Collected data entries
===============

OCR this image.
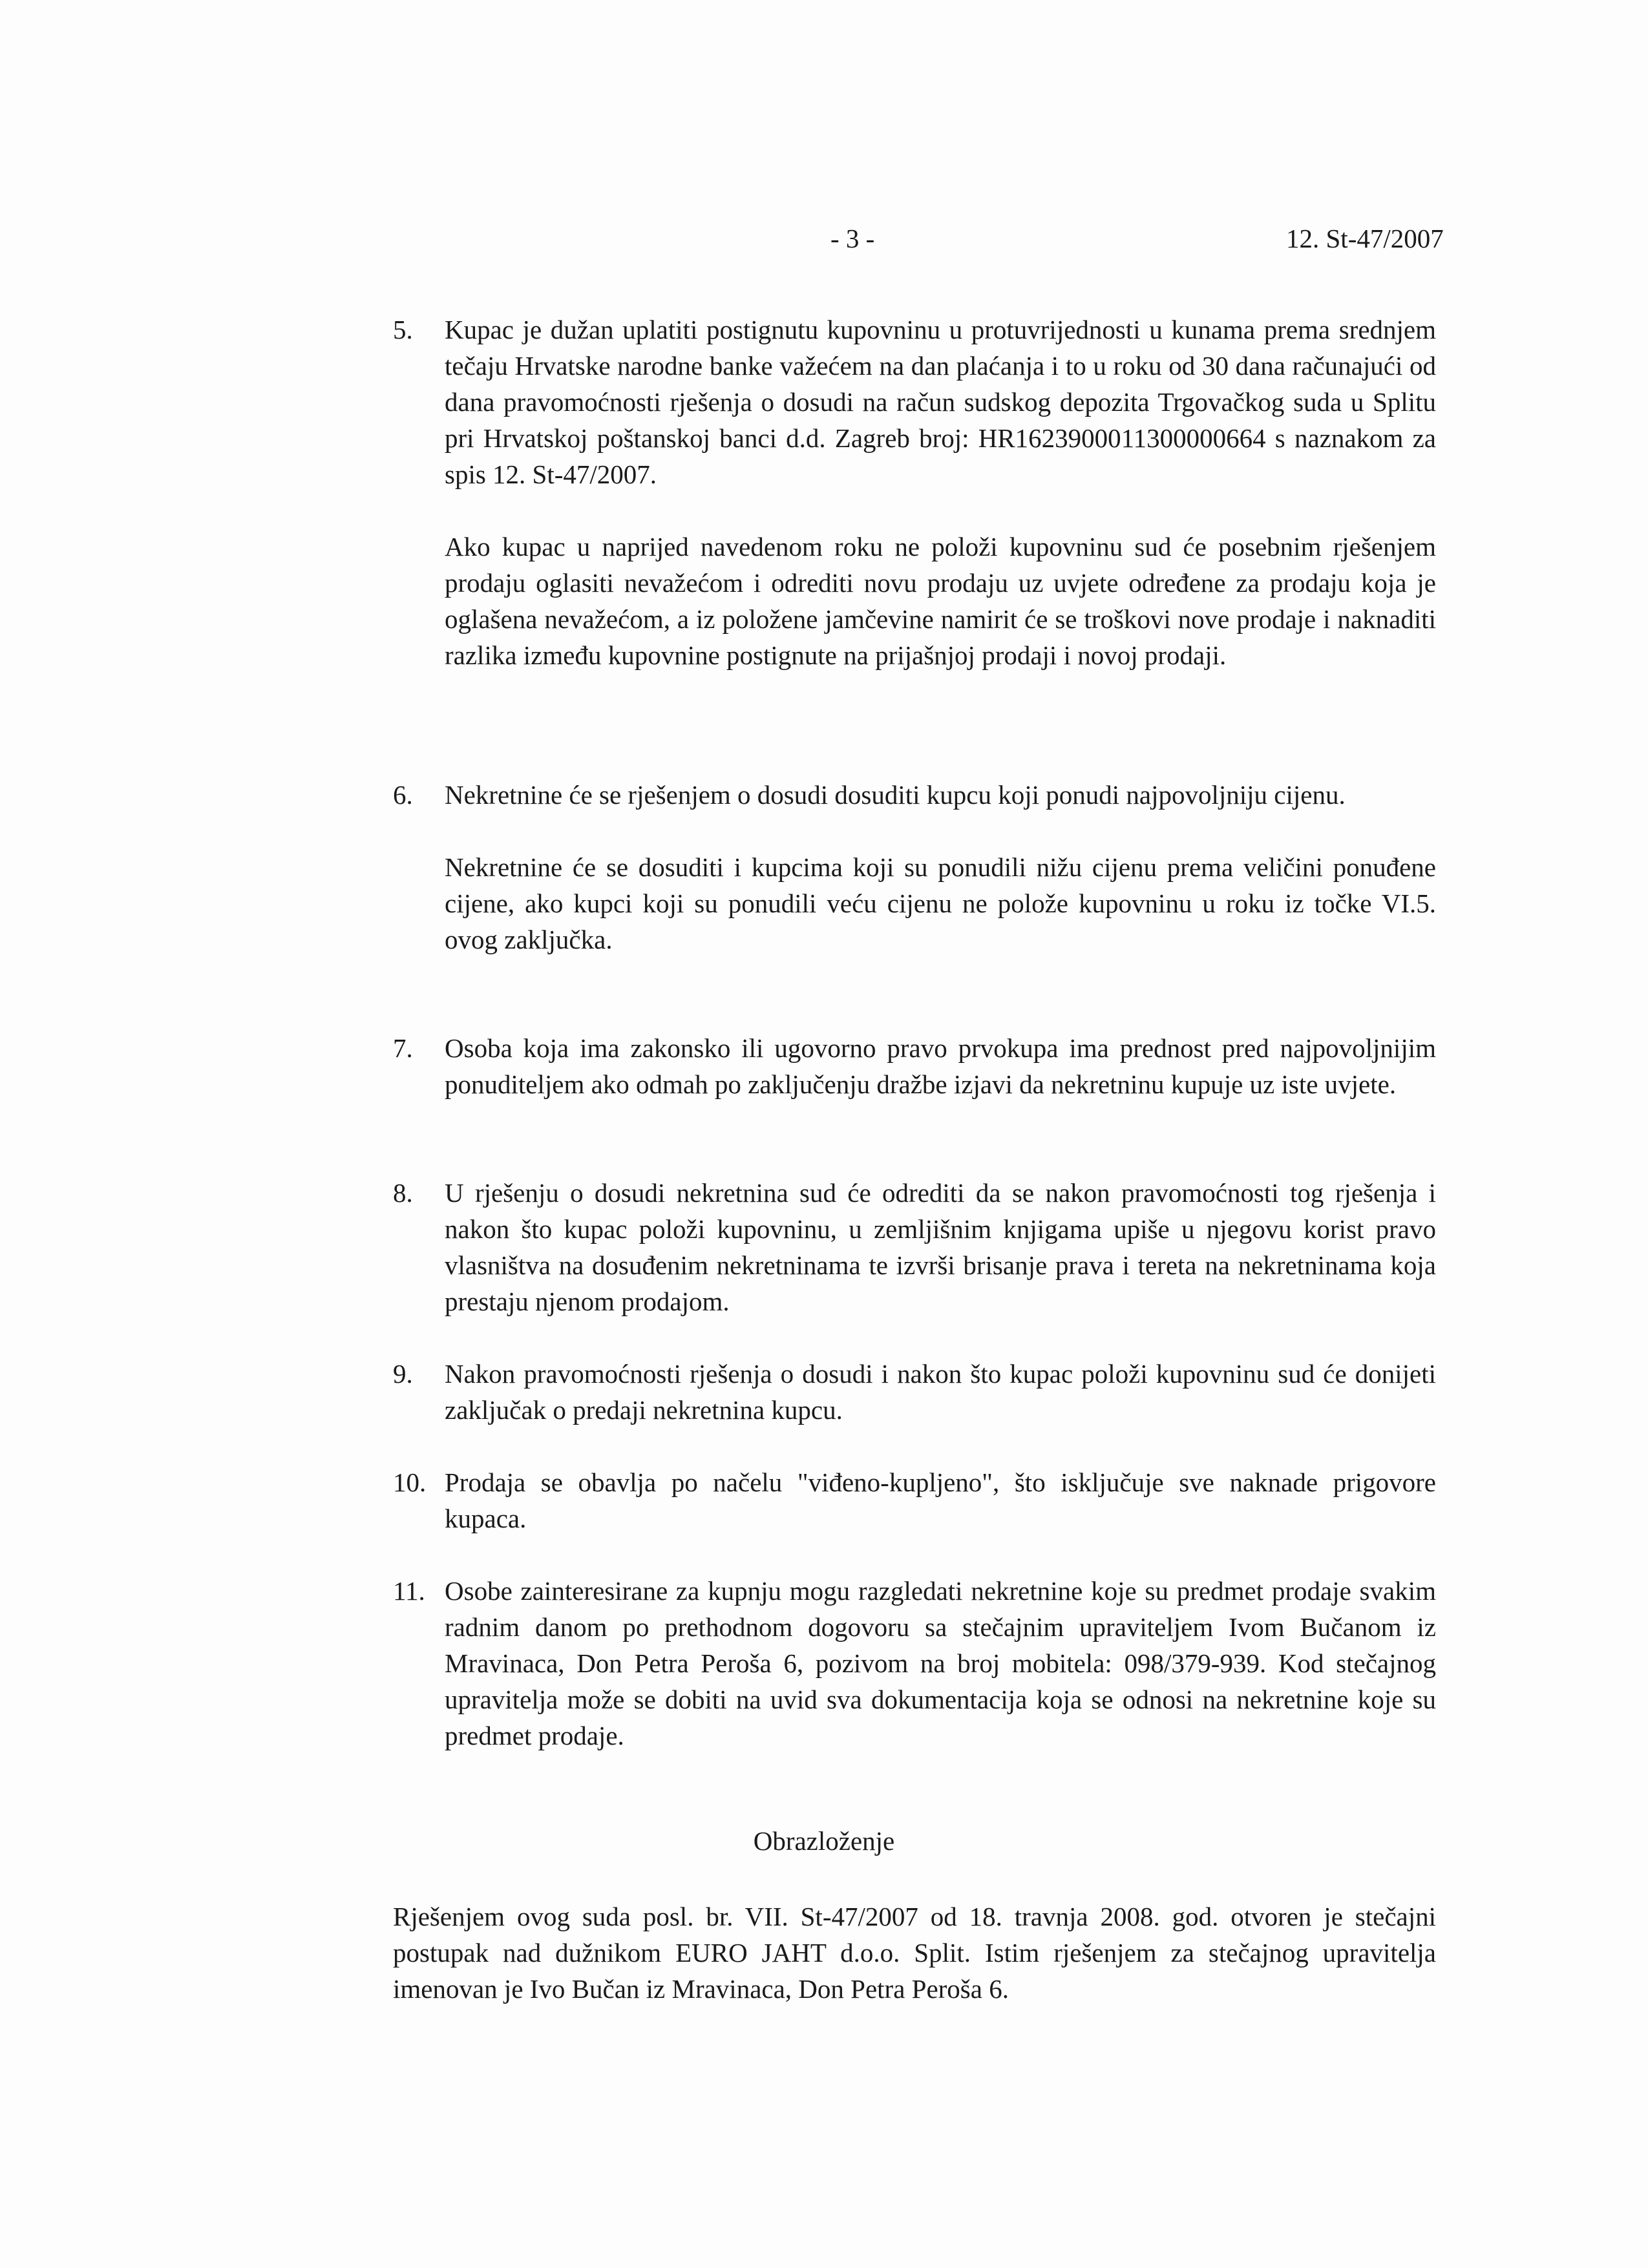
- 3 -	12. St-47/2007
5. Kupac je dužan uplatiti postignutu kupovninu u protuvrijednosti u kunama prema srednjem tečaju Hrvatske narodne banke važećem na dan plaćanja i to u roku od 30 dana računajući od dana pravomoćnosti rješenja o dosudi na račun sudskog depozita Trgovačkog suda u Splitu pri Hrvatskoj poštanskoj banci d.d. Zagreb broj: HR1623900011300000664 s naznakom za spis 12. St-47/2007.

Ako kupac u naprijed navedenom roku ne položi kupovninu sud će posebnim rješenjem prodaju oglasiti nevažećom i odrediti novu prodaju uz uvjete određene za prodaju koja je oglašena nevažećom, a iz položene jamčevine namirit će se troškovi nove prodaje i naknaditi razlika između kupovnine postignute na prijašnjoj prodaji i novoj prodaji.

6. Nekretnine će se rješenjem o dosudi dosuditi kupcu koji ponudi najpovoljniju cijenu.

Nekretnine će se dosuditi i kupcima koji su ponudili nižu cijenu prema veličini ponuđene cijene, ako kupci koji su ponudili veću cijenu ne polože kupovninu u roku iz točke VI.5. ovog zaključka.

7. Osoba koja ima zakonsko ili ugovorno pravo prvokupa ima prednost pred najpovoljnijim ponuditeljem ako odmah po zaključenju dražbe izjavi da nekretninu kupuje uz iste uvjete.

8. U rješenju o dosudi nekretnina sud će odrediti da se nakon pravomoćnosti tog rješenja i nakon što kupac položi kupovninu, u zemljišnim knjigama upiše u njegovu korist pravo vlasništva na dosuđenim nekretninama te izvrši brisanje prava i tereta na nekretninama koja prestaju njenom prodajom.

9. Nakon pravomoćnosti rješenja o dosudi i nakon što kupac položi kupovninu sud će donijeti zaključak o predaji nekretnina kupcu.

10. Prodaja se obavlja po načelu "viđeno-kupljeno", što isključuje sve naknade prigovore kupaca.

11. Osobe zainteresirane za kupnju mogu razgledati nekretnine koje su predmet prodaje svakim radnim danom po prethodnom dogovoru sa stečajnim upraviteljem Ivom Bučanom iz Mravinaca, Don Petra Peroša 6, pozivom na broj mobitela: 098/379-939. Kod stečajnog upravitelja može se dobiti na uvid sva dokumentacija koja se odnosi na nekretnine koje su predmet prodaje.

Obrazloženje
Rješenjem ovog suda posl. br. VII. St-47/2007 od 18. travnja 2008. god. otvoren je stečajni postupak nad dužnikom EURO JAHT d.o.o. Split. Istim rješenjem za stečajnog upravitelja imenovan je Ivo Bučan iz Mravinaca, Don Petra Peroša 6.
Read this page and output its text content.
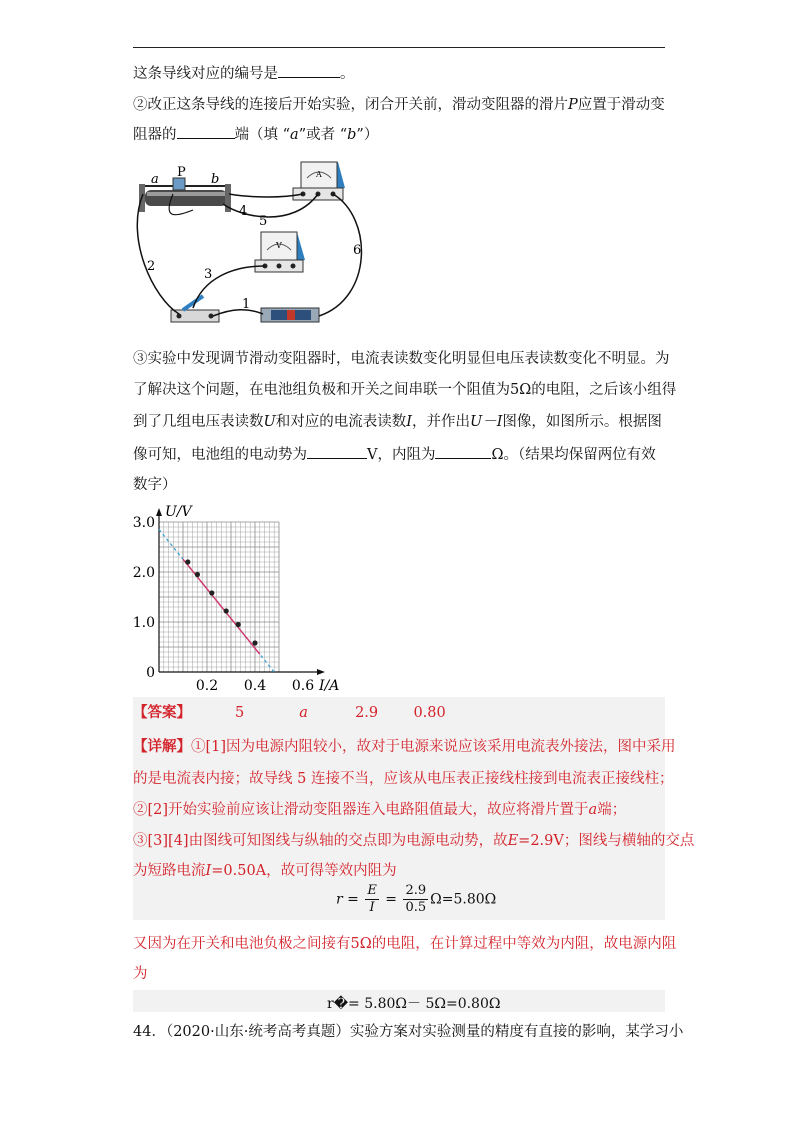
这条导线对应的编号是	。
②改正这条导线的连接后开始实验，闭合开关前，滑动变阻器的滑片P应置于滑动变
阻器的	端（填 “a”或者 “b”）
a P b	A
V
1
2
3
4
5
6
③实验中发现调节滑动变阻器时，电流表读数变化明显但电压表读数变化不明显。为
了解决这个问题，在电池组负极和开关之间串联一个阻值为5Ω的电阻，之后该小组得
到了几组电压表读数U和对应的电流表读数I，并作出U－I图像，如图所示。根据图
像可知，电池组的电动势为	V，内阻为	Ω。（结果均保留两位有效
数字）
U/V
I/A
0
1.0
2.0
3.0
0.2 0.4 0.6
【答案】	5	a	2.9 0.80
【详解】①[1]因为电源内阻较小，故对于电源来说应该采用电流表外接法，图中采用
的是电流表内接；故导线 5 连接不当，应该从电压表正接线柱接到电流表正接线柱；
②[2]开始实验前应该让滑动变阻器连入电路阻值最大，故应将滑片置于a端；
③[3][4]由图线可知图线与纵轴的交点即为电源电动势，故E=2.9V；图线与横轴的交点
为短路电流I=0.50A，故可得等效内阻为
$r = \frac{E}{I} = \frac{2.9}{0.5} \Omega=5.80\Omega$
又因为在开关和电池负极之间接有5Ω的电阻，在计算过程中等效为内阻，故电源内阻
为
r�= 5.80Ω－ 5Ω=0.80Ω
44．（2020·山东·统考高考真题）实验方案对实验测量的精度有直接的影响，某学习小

===============

_Written exercise_
Extract the full listing above verbatim; pictures are to be left out of the copy.

_Output of the exercise_
OCR this image.
- 3 -	12. St-47/2007
5. Kupac je dužan uplatiti postignutu kupovninu u protuvrijednosti u kunama prema srednjem tečaju Hrvatske narodne banke važećem na dan plaćanja i to u roku od 30 dana računajući od dana pravomoćnosti rješenja o dosudi na račun sudskog depozita Trgovačkog suda u Splitu pri Hrvatskoj poštanskoj banci d.d. Zagreb broj: HR1623900011300000664 s naznakom za spis 12. St-47/2007.

Ako kupac u naprijed navedenom roku ne položi kupovninu sud će posebnim rješenjem prodaju oglasiti nevažećom i odrediti novu prodaju uz uvjete određene za prodaju koja je oglašena nevažećom, a iz položene jamčevine namirit će se troškovi nove prodaje i naknaditi razlika između kupovnine postignute na prijašnjoj prodaji i novoj prodaji.

6. Nekretnine će se rješenjem o dosudi dosuditi kupcu koji ponudi najpovoljniju cijenu.

Nekretnine će se dosuditi i kupcima koji su ponudili nižu cijenu prema veličini ponuđene cijene, ako kupci koji su ponudili veću cijenu ne polože kupovninu u roku iz točke VI.5. ovog zaključka.

7. Osoba koja ima zakonsko ili ugovorno pravo prvokupa ima prednost pred najpovoljnijim ponuditeljem ako odmah po zaključenju dražbe izjavi da nekretninu kupuje uz iste uvjete.

8. U rješenju o dosudi nekretnina sud će odrediti da se nakon pravomoćnosti tog rješenja i nakon što kupac položi kupovninu, u zemljišnim knjigama upiše u njegovu korist pravo vlasništva na dosuđenim nekretninama te izvrši brisanje prava i tereta na nekretninama koja prestaju njenom prodajom.

9. Nakon pravomoćnosti rješenja o dosudi i nakon što kupac položi kupovninu sud će donijeti zaključak o predaji nekretnina kupcu.

10. Prodaja se obavlja po načelu "viđeno-kupljeno", što isključuje sve naknade prigovore kupaca.

11. Osobe zainteresirane za kupnju mogu razgledati nekretnine koje su predmet prodaje svakim radnim danom po prethodnom dogovoru sa stečajnim upraviteljem Ivom Bučanom iz Mravinaca, Don Petra Peroša 6, pozivom na broj mobitela: 098/379-939. Kod stečajnog upravitelja može se dobiti na uvid sva dokumentacija koja se odnosi na nekretnine koje su predmet prodaje.

Obrazloženje
Rješenjem ovog suda posl. br. VII. St-47/2007 od 18. travnja 2008. god. otvoren je stečajni postupak nad dužnikom EURO JAHT d.o.o. Split. Istim rješenjem za stečajnog upravitelja imenovan je Ivo Bučan iz Mravinaca, Don Petra Peroša 6.
Read this page and output its text content.
这条导线对应的编号是	。
②改正这条导线的连接后开始实验，闭合开关前，滑动变阻器的滑片P应置于滑动变
阻器的	端（填 “a”或者 “b”）
a P b	A
V
1
2
3
4
5
6
③实验中发现调节滑动变阻器时，电流表读数变化明显但电压表读数变化不明显。为
了解决这个问题，在电池组负极和开关之间串联一个阻值为5Ω的电阻，之后该小组得
到了几组电压表读数U和对应的电流表读数I，并作出U－I图像，如图所示。根据图
像可知，电池组的电动势为	V，内阻为	Ω。（结果均保留两位有效
数字）
U/V
I/A
0
1.0
2.0
3.0
0.2 0.4 0.6
【答案】	5	a	2.9 0.80
【详解】①[1]因为电源内阻较小，故对于电源来说应该采用电流表外接法，图中采用
的是电流表内接；故导线 5 连接不当，应该从电压表正接线柱接到电流表正接线柱；
②[2]开始实验前应该让滑动变阻器连入电路阻值最大，故应将滑片置于a端；
③[3][4]由图线可知图线与纵轴的交点即为电源电动势，故E=2.9V；图线与横轴的交点
为短路电流I=0.50A，故可得等效内阻为
$r = \frac{E}{I} = \frac{2.9}{0.5} \Omega=5.80\Omega$
又因为在开关和电池负极之间接有5Ω的电阻，在计算过程中等效为内阻，故电源内阻
为
r�= 5.80Ω－ 5Ω=0.80Ω
44．（2020·山东·统考高考真题）实验方案对实验测量的精度有直接的影响，某学习小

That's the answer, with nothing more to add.